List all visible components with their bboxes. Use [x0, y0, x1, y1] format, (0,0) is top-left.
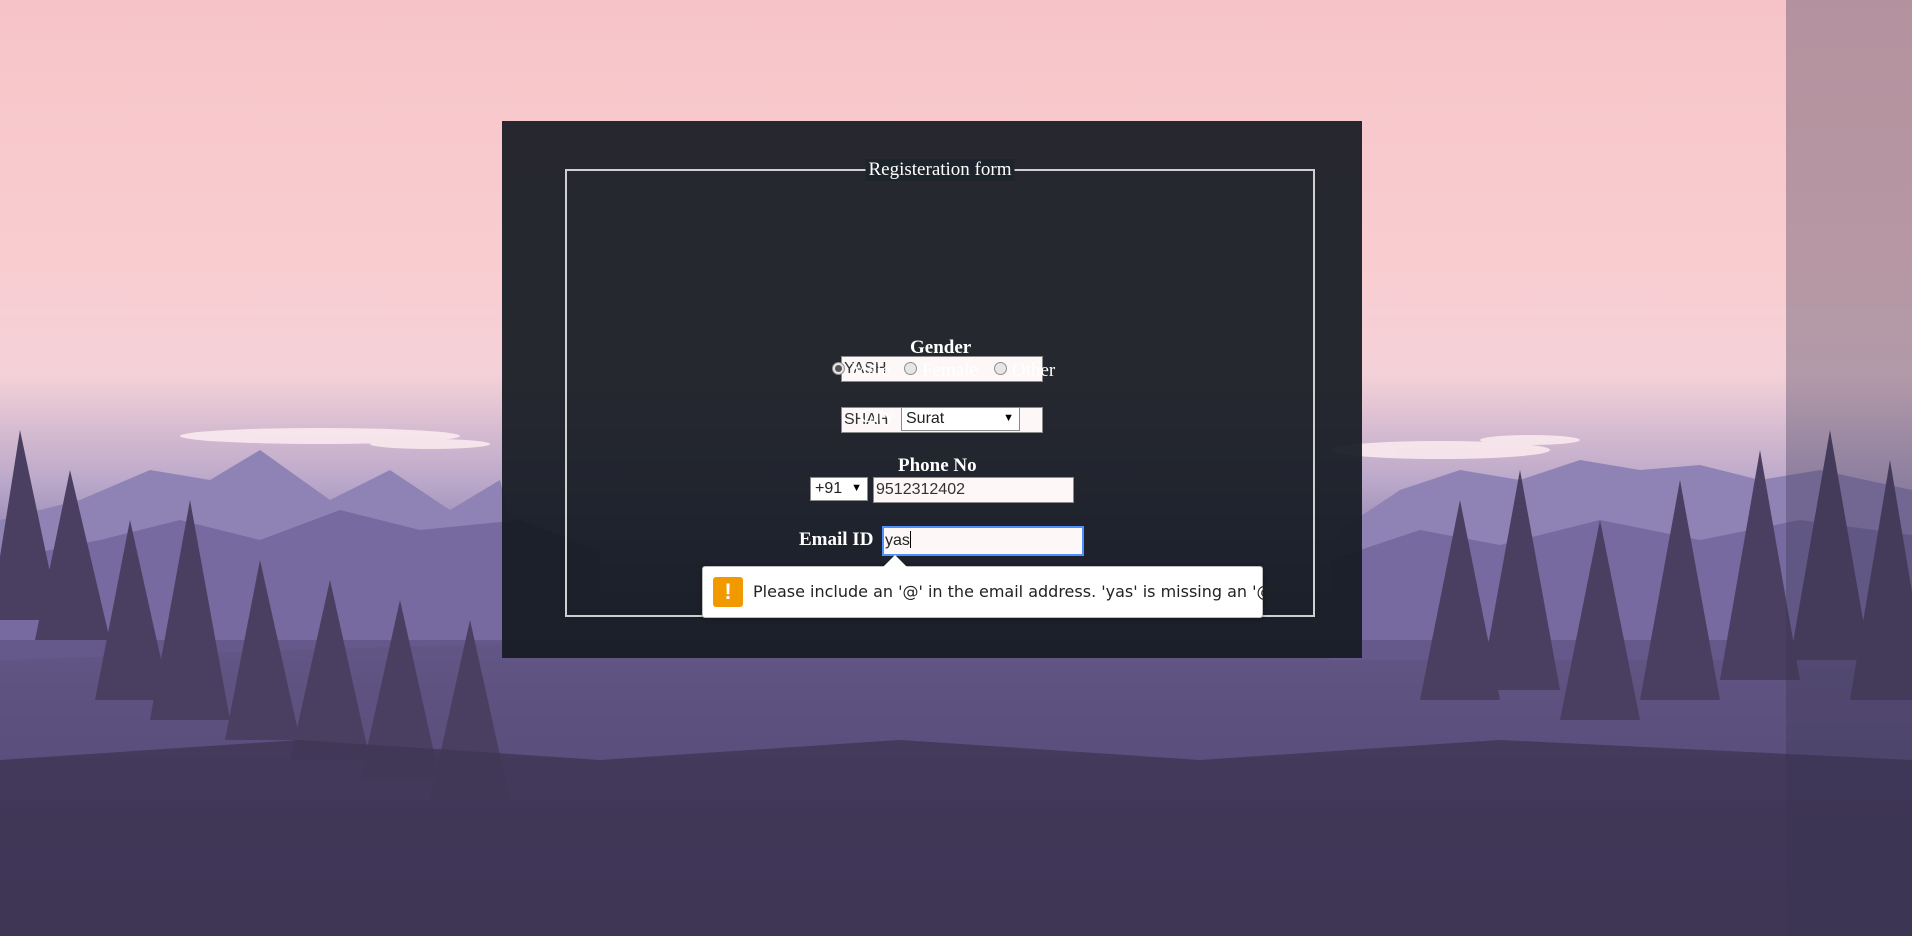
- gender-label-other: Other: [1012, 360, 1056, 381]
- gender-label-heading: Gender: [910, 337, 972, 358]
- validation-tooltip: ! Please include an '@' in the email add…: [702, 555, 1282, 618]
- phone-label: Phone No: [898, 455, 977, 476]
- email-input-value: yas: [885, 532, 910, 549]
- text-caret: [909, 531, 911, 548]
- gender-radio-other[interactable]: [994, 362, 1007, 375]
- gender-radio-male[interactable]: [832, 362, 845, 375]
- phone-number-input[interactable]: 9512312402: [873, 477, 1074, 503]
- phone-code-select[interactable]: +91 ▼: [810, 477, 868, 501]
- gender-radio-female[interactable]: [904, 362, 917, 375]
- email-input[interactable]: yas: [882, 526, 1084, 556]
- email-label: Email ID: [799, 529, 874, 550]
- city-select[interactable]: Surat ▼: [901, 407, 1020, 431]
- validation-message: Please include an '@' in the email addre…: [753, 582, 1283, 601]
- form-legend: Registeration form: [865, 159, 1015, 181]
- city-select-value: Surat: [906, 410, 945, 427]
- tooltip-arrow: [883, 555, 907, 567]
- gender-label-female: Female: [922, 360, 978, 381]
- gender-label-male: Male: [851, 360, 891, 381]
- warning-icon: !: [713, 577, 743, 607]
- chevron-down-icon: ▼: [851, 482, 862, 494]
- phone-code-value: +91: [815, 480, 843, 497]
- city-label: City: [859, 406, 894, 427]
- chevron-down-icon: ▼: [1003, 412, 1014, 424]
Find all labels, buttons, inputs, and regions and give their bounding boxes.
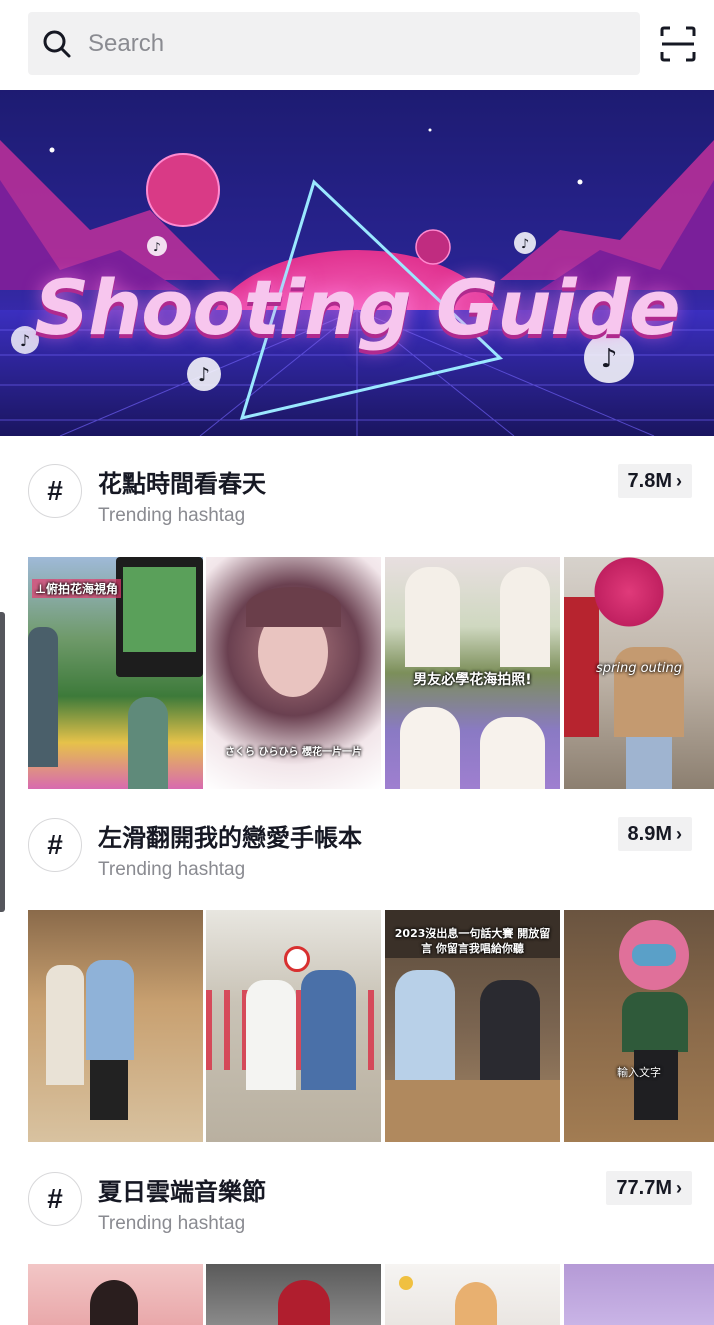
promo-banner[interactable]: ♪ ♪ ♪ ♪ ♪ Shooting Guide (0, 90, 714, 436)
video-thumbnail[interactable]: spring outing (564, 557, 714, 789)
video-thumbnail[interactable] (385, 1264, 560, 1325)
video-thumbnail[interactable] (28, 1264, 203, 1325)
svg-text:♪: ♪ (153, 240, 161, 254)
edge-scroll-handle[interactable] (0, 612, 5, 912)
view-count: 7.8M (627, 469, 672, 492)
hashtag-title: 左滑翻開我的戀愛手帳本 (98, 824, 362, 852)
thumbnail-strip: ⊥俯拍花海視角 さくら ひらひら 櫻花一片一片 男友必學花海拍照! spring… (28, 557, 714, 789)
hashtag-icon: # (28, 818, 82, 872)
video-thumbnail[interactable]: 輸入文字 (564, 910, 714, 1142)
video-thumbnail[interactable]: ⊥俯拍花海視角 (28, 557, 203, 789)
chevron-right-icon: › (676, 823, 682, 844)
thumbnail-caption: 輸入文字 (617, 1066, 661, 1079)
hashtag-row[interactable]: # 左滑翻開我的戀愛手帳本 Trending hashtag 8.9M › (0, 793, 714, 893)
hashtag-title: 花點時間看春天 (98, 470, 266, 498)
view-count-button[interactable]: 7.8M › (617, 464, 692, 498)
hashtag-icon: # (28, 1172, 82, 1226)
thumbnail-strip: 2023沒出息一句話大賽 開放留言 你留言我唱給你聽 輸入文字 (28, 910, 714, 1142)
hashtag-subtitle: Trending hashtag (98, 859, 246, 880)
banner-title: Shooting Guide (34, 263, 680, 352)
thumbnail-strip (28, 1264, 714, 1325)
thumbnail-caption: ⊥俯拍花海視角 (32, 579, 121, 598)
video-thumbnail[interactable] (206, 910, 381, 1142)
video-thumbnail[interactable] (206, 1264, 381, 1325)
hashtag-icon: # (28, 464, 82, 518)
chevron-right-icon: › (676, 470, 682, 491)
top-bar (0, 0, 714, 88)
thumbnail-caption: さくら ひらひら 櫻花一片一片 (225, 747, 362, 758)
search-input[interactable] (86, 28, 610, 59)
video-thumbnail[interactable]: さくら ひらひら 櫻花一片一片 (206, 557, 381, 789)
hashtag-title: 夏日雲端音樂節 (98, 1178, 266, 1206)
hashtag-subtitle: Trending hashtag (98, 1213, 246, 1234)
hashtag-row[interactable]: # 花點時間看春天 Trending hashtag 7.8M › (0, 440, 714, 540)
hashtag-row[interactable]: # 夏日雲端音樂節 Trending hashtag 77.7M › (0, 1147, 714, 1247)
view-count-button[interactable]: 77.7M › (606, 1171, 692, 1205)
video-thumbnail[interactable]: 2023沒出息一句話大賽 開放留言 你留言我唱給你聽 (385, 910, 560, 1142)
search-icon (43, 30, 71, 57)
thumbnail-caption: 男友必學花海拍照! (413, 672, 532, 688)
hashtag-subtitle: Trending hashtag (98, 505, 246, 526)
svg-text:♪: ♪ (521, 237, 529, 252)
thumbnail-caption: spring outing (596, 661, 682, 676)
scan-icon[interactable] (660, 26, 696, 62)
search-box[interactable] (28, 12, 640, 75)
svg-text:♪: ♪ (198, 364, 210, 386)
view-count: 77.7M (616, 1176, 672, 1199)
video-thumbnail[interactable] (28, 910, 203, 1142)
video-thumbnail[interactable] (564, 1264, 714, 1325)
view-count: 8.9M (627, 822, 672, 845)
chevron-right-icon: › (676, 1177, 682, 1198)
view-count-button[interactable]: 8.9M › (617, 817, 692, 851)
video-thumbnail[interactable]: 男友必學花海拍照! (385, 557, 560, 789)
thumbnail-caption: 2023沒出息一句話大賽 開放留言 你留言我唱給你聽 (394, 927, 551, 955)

• • •

• O que fazer:
Informe o número de linhas da listagem que contêm a palavra "tooltip", diferenciando maiúsculas de minúsculas. Responda somente com o número.

• Resposta escrita:
2